* _REQUIRED TASK_
Return each line of the records with nothing changed, pictures excepted.

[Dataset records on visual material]
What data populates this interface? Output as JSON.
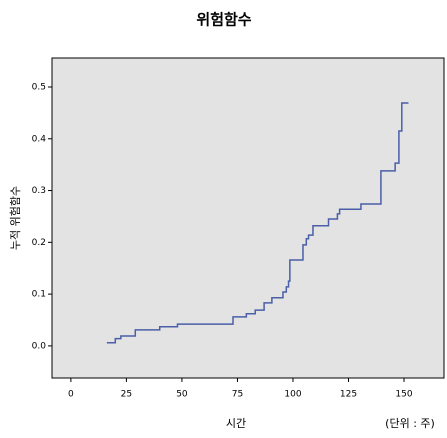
{
  "chart_data": {
    "type": "step",
    "title": "위험함수",
    "x_label": "시간",
    "x_unit": "(단위 : 주)",
    "y_label": "누적 위험함수",
    "color": "#4a5fa8",
    "x": [
      16.2,
      20,
      22.5,
      29,
      40,
      48,
      73,
      79,
      83,
      87,
      90.5,
      95.5,
      97,
      98,
      98.6,
      104.5,
      106,
      107,
      109,
      116,
      120,
      121,
      130.6,
      139.6,
      146,
      147.7,
      149,
      152
    ],
    "values": [
      0.006,
      0.014,
      0.019,
      0.031,
      0.037,
      0.042,
      0.056,
      0.062,
      0.069,
      0.083,
      0.093,
      0.104,
      0.114,
      0.125,
      0.166,
      0.195,
      0.207,
      0.214,
      0.232,
      0.245,
      0.255,
      0.264,
      0.274,
      0.338,
      0.353,
      0.415,
      0.469,
      0.469
    ],
    "xlim": [
      -8.5,
      168
    ],
    "xticks": [
      0,
      25,
      50,
      75,
      100,
      125,
      150
    ],
    "ylim": [
      -0.062,
      0.556
    ],
    "yticks": [
      {
        "value": 0,
        "label": "0.0"
      },
      0.1,
      0.2,
      0.3,
      0.4,
      0.5
    ]
  }
}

* _CORRECT OUTPUT_
What data populates this interface? Output as JSON.
{
  "chart_data": {
    "type": "step",
    "title": "위험함수",
    "x_label": "시간",
    "x_unit": "(단위 : 주)",
    "y_label": "누적 위험함수",
    "color": "#4a5fa8",
    "x": [
      16.2,
      20,
      22.5,
      29,
      40,
      48,
      73,
      79,
      83,
      87,
      90.5,
      95.5,
      97,
      98,
      98.6,
      104.5,
      106,
      107,
      109,
      116,
      120,
      121,
      130.6,
      139.6,
      146,
      147.7,
      149,
      152
    ],
    "values": [
      0.006,
      0.014,
      0.019,
      0.031,
      0.037,
      0.042,
      0.056,
      0.062,
      0.069,
      0.083,
      0.093,
      0.104,
      0.114,
      0.125,
      0.166,
      0.195,
      0.207,
      0.214,
      0.232,
      0.245,
      0.255,
      0.264,
      0.274,
      0.338,
      0.353,
      0.415,
      0.469,
      0.469
    ],
    "xlim": [
      -8.5,
      168
    ],
    "xticks": [
      0,
      25,
      50,
      75,
      100,
      125,
      150
    ],
    "ylim": [
      -0.062,
      0.556
    ],
    "yticks": [
      {
        "value": 0,
        "label": "0.0"
      },
      0.1,
      0.2,
      0.3,
      0.4,
      0.5
    ]
  }
}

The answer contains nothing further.